PROVIDED DATA:
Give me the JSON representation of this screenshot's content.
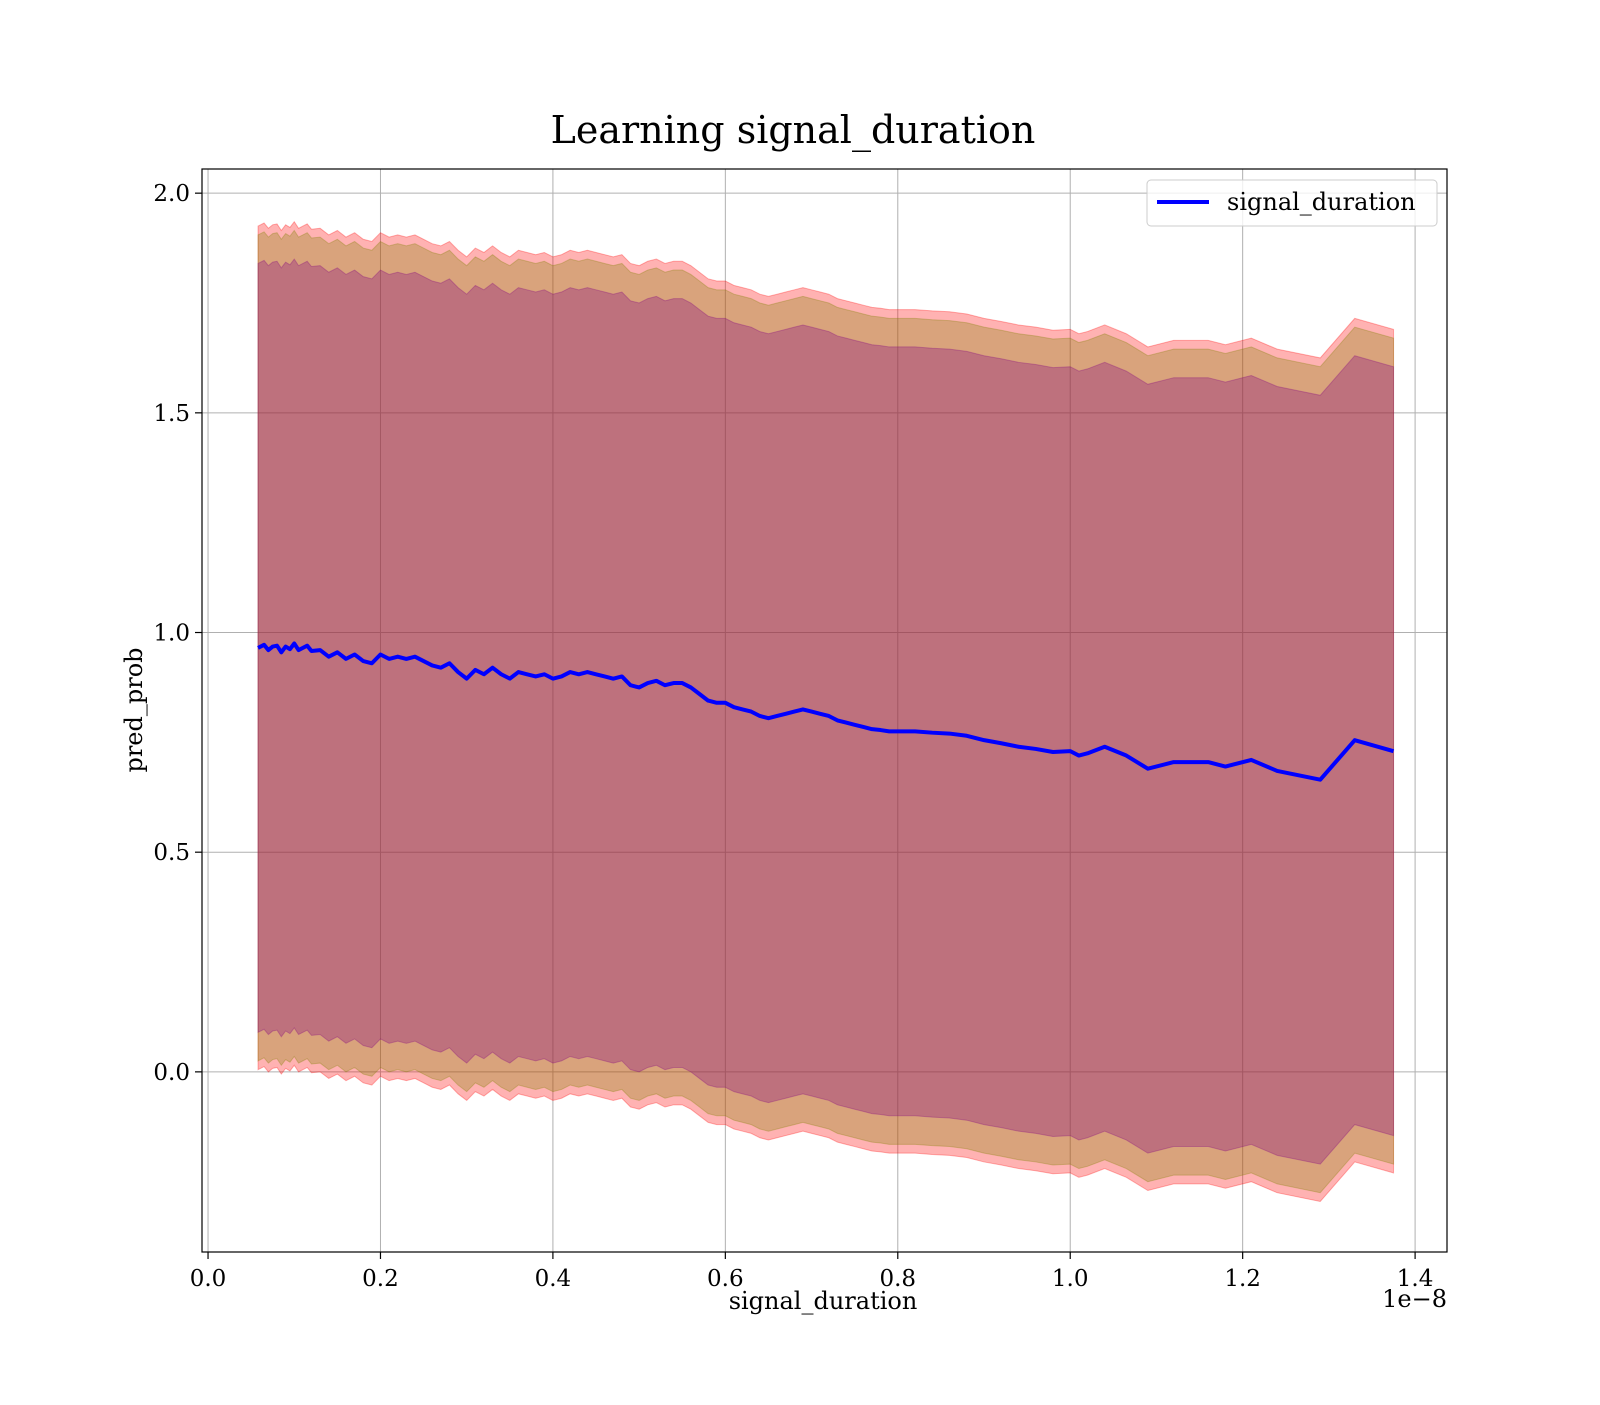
{
  "chart_data": {
    "type": "line",
    "title": "Learning signal_duration",
    "xlabel": "signal_duration",
    "ylabel": "pred_prob",
    "x_offset_label": "1e−8",
    "xlim": [
      -0.007,
      1.437
    ],
    "ylim": [
      -0.41,
      2.055
    ],
    "x_ticks": [
      0.0,
      0.2,
      0.4,
      0.6,
      0.8,
      1.0,
      1.2,
      1.4
    ],
    "x_tick_labels": [
      "0.0",
      "0.2",
      "0.4",
      "0.6",
      "0.8",
      "1.0",
      "1.2",
      "1.4"
    ],
    "y_ticks": [
      0.0,
      0.5,
      1.0,
      1.5,
      2.0
    ],
    "y_tick_labels": [
      "0.0",
      "0.5",
      "1.0",
      "1.5",
      "2.0"
    ],
    "grid": true,
    "legend": {
      "position": "top-right",
      "entries": [
        "signal_duration"
      ]
    },
    "colors": {
      "line": "#0000ff",
      "band_outer": "#ff0000",
      "band_middle": "#808000",
      "band_inner": "#800080",
      "grid": "#b0b0b0"
    },
    "series": [
      {
        "name": "signal_duration",
        "x": [
          0.058,
          0.065,
          0.07,
          0.075,
          0.08,
          0.085,
          0.09,
          0.095,
          0.1,
          0.105,
          0.11,
          0.115,
          0.12,
          0.13,
          0.14,
          0.15,
          0.16,
          0.17,
          0.18,
          0.19,
          0.2,
          0.21,
          0.22,
          0.23,
          0.24,
          0.25,
          0.26,
          0.27,
          0.28,
          0.29,
          0.3,
          0.31,
          0.32,
          0.33,
          0.34,
          0.35,
          0.36,
          0.37,
          0.38,
          0.39,
          0.4,
          0.41,
          0.42,
          0.43,
          0.44,
          0.45,
          0.46,
          0.47,
          0.48,
          0.49,
          0.5,
          0.51,
          0.52,
          0.53,
          0.54,
          0.55,
          0.56,
          0.57,
          0.58,
          0.59,
          0.6,
          0.61,
          0.62,
          0.63,
          0.64,
          0.65,
          0.66,
          0.67,
          0.68,
          0.69,
          0.7,
          0.71,
          0.72,
          0.73,
          0.74,
          0.75,
          0.76,
          0.77,
          0.78,
          0.79,
          0.8,
          0.82,
          0.84,
          0.86,
          0.88,
          0.9,
          0.92,
          0.94,
          0.96,
          0.98,
          1.0,
          1.01,
          1.02,
          1.04,
          1.065,
          1.09,
          1.12,
          1.16,
          1.18,
          1.21,
          1.24,
          1.29,
          1.33,
          1.375
        ],
        "y": [
          0.965,
          0.972,
          0.96,
          0.968,
          0.97,
          0.955,
          0.968,
          0.962,
          0.975,
          0.96,
          0.965,
          0.97,
          0.958,
          0.96,
          0.945,
          0.955,
          0.94,
          0.95,
          0.935,
          0.93,
          0.95,
          0.94,
          0.945,
          0.94,
          0.945,
          0.935,
          0.925,
          0.92,
          0.93,
          0.91,
          0.895,
          0.915,
          0.905,
          0.92,
          0.905,
          0.895,
          0.91,
          0.905,
          0.9,
          0.905,
          0.895,
          0.9,
          0.91,
          0.905,
          0.91,
          0.905,
          0.9,
          0.895,
          0.9,
          0.88,
          0.875,
          0.885,
          0.89,
          0.88,
          0.885,
          0.885,
          0.875,
          0.86,
          0.845,
          0.84,
          0.84,
          0.83,
          0.825,
          0.82,
          0.81,
          0.805,
          0.81,
          0.815,
          0.82,
          0.825,
          0.82,
          0.815,
          0.81,
          0.8,
          0.795,
          0.79,
          0.785,
          0.78,
          0.778,
          0.775,
          0.775,
          0.775,
          0.772,
          0.77,
          0.765,
          0.755,
          0.748,
          0.74,
          0.735,
          0.728,
          0.73,
          0.72,
          0.725,
          0.74,
          0.72,
          0.69,
          0.705,
          0.705,
          0.695,
          0.71,
          0.685,
          0.665,
          0.755,
          0.73
        ],
        "bands": [
          {
            "half_width": 0.96,
            "color": "#ff0000",
            "opacity": 0.3
          },
          {
            "half_width": 0.94,
            "color": "#808000",
            "opacity": 0.3
          },
          {
            "half_width": 0.875,
            "color": "#800080",
            "opacity": 0.3
          }
        ]
      }
    ]
  }
}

TASK DIRECTIONS: Images should not appear in the copy; retype the listing above exactly.

TASK OUTPUT:
Give me the JSON representation of this screenshot's content.
{
  "chart_data": {
    "type": "line",
    "title": "Learning signal_duration",
    "xlabel": "signal_duration",
    "ylabel": "pred_prob",
    "x_offset_label": "1e−8",
    "xlim": [
      -0.007,
      1.437
    ],
    "ylim": [
      -0.41,
      2.055
    ],
    "x_ticks": [
      0.0,
      0.2,
      0.4,
      0.6,
      0.8,
      1.0,
      1.2,
      1.4
    ],
    "x_tick_labels": [
      "0.0",
      "0.2",
      "0.4",
      "0.6",
      "0.8",
      "1.0",
      "1.2",
      "1.4"
    ],
    "y_ticks": [
      0.0,
      0.5,
      1.0,
      1.5,
      2.0
    ],
    "y_tick_labels": [
      "0.0",
      "0.5",
      "1.0",
      "1.5",
      "2.0"
    ],
    "grid": true,
    "legend": {
      "position": "top-right",
      "entries": [
        "signal_duration"
      ]
    },
    "colors": {
      "line": "#0000ff",
      "band_outer": "#ff0000",
      "band_middle": "#808000",
      "band_inner": "#800080",
      "grid": "#b0b0b0"
    },
    "series": [
      {
        "name": "signal_duration",
        "x": [
          0.058,
          0.065,
          0.07,
          0.075,
          0.08,
          0.085,
          0.09,
          0.095,
          0.1,
          0.105,
          0.11,
          0.115,
          0.12,
          0.13,
          0.14,
          0.15,
          0.16,
          0.17,
          0.18,
          0.19,
          0.2,
          0.21,
          0.22,
          0.23,
          0.24,
          0.25,
          0.26,
          0.27,
          0.28,
          0.29,
          0.3,
          0.31,
          0.32,
          0.33,
          0.34,
          0.35,
          0.36,
          0.37,
          0.38,
          0.39,
          0.4,
          0.41,
          0.42,
          0.43,
          0.44,
          0.45,
          0.46,
          0.47,
          0.48,
          0.49,
          0.5,
          0.51,
          0.52,
          0.53,
          0.54,
          0.55,
          0.56,
          0.57,
          0.58,
          0.59,
          0.6,
          0.61,
          0.62,
          0.63,
          0.64,
          0.65,
          0.66,
          0.67,
          0.68,
          0.69,
          0.7,
          0.71,
          0.72,
          0.73,
          0.74,
          0.75,
          0.76,
          0.77,
          0.78,
          0.79,
          0.8,
          0.82,
          0.84,
          0.86,
          0.88,
          0.9,
          0.92,
          0.94,
          0.96,
          0.98,
          1.0,
          1.01,
          1.02,
          1.04,
          1.065,
          1.09,
          1.12,
          1.16,
          1.18,
          1.21,
          1.24,
          1.29,
          1.33,
          1.375
        ],
        "y": [
          0.965,
          0.972,
          0.96,
          0.968,
          0.97,
          0.955,
          0.968,
          0.962,
          0.975,
          0.96,
          0.965,
          0.97,
          0.958,
          0.96,
          0.945,
          0.955,
          0.94,
          0.95,
          0.935,
          0.93,
          0.95,
          0.94,
          0.945,
          0.94,
          0.945,
          0.935,
          0.925,
          0.92,
          0.93,
          0.91,
          0.895,
          0.915,
          0.905,
          0.92,
          0.905,
          0.895,
          0.91,
          0.905,
          0.9,
          0.905,
          0.895,
          0.9,
          0.91,
          0.905,
          0.91,
          0.905,
          0.9,
          0.895,
          0.9,
          0.88,
          0.875,
          0.885,
          0.89,
          0.88,
          0.885,
          0.885,
          0.875,
          0.86,
          0.845,
          0.84,
          0.84,
          0.83,
          0.825,
          0.82,
          0.81,
          0.805,
          0.81,
          0.815,
          0.82,
          0.825,
          0.82,
          0.815,
          0.81,
          0.8,
          0.795,
          0.79,
          0.785,
          0.78,
          0.778,
          0.775,
          0.775,
          0.775,
          0.772,
          0.77,
          0.765,
          0.755,
          0.748,
          0.74,
          0.735,
          0.728,
          0.73,
          0.72,
          0.725,
          0.74,
          0.72,
          0.69,
          0.705,
          0.705,
          0.695,
          0.71,
          0.685,
          0.665,
          0.755,
          0.73
        ],
        "bands": [
          {
            "half_width": 0.96,
            "color": "#ff0000",
            "opacity": 0.3
          },
          {
            "half_width": 0.94,
            "color": "#808000",
            "opacity": 0.3
          },
          {
            "half_width": 0.875,
            "color": "#800080",
            "opacity": 0.3
          }
        ]
      }
    ]
  }
}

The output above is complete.